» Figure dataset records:
★ ★ ★ ★ ★

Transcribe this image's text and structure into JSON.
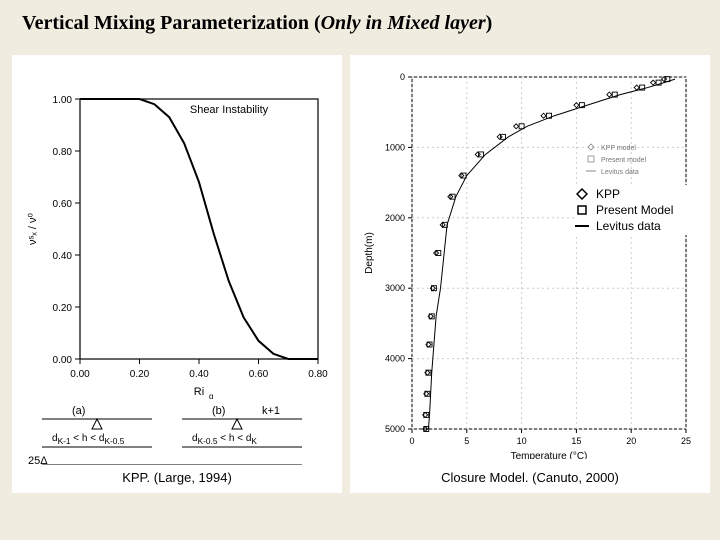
{
  "title": {
    "main": "Vertical Mixing Parameterization (",
    "italic": "Only in Mixed layer",
    "end": ")"
  },
  "left_panel": {
    "caption": "KPP. (Large, 1994)",
    "top_chart": {
      "type": "line",
      "title": "Shear Instability",
      "title_fontsize": 11,
      "xlabel": "Ri_g",
      "ylabel": "ν_x^s / ν^0",
      "xlim": [
        0,
        0.8
      ],
      "ylim": [
        0,
        1.0
      ],
      "xticks": [
        0.0,
        0.2,
        0.4,
        0.6,
        0.8
      ],
      "yticks": [
        0.0,
        0.2,
        0.4,
        0.6,
        0.8,
        1.0
      ],
      "line_color": "#000000",
      "line_width": 2,
      "x": [
        0.0,
        0.1,
        0.2,
        0.25,
        0.3,
        0.35,
        0.4,
        0.45,
        0.5,
        0.55,
        0.6,
        0.65,
        0.7,
        0.75,
        0.8
      ],
      "y": [
        1.0,
        1.0,
        1.0,
        0.98,
        0.93,
        0.83,
        0.68,
        0.48,
        0.3,
        0.16,
        0.07,
        0.02,
        0.0,
        0.0,
        0.0
      ],
      "background_color": "#ffffff",
      "axis_color": "#000000"
    },
    "bottom_labels": {
      "a": "(a)",
      "b": "(b)",
      "k1": "k+1",
      "left_formula": "d_{K-1} < h < d_{K-0.5}",
      "right_formula": "d_{K-0.5} < h < d_K",
      "delta": "25Δ"
    }
  },
  "right_panel": {
    "caption": "Closure Model. (Canuto, 2000)",
    "chart": {
      "type": "scatter-line",
      "xlabel": "Temperature (°C)",
      "ylabel": "Depth(m)",
      "xlim": [
        0,
        25
      ],
      "ylim": [
        5000,
        0
      ],
      "xticks": [
        0,
        5,
        10,
        15,
        20,
        25
      ],
      "yticks": [
        0,
        1000,
        2000,
        3000,
        4000,
        5000
      ],
      "series": [
        {
          "name": "KPP",
          "legend_label": "KPP",
          "marker": "diamond",
          "marker_size": 5,
          "color": "#000000",
          "x": [
            23,
            22,
            20.5,
            18,
            15,
            12,
            9.5,
            8,
            6,
            4.5,
            3.5,
            2.8,
            2.2,
            1.9,
            1.7,
            1.5,
            1.4,
            1.3,
            1.2,
            1.2
          ],
          "y": [
            30,
            80,
            150,
            250,
            400,
            550,
            700,
            850,
            1100,
            1400,
            1700,
            2100,
            2500,
            3000,
            3400,
            3800,
            4200,
            4500,
            4800,
            5000
          ]
        },
        {
          "name": "Present Model",
          "legend_label": "Present Model",
          "marker": "square",
          "marker_size": 5,
          "color": "#000000",
          "x": [
            23.3,
            22.5,
            21,
            18.5,
            15.5,
            12.5,
            10,
            8.3,
            6.3,
            4.7,
            3.7,
            3.0,
            2.4,
            2.0,
            1.8,
            1.6,
            1.5,
            1.4,
            1.3,
            1.3
          ],
          "y": [
            30,
            80,
            150,
            250,
            400,
            550,
            700,
            850,
            1100,
            1400,
            1700,
            2100,
            2500,
            3000,
            3400,
            3800,
            4200,
            4500,
            4800,
            5000
          ]
        },
        {
          "name": "Levitus data",
          "legend_label": "Levitus data",
          "type": "line",
          "color": "#000000",
          "line_width": 1,
          "x": [
            24,
            23,
            21.5,
            19,
            16,
            13,
            10.5,
            8.8,
            6.7,
            5.0,
            4.0,
            3.2,
            2.6,
            2.2,
            2.0,
            1.8,
            1.7,
            1.6,
            1.5,
            1.5
          ],
          "y": [
            30,
            80,
            150,
            250,
            400,
            550,
            700,
            850,
            1100,
            1400,
            1700,
            2100,
            3000,
            3400,
            3800,
            4200,
            4500,
            4800,
            5000,
            5000
          ]
        }
      ],
      "small_legend": {
        "items": [
          "KPP model",
          "Present model",
          "Levitus data"
        ]
      },
      "grid_color": "#cccccc",
      "axis_color": "#000000",
      "background_color": "#ffffff"
    }
  }
}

★ ★ ★ ★ ★

» What the task asks: Where a line holds the string "Levitus", copy that line.

» The result:
          "name": "Levitus data",
          "legend_label": "Levitus data",
          "Levitus data"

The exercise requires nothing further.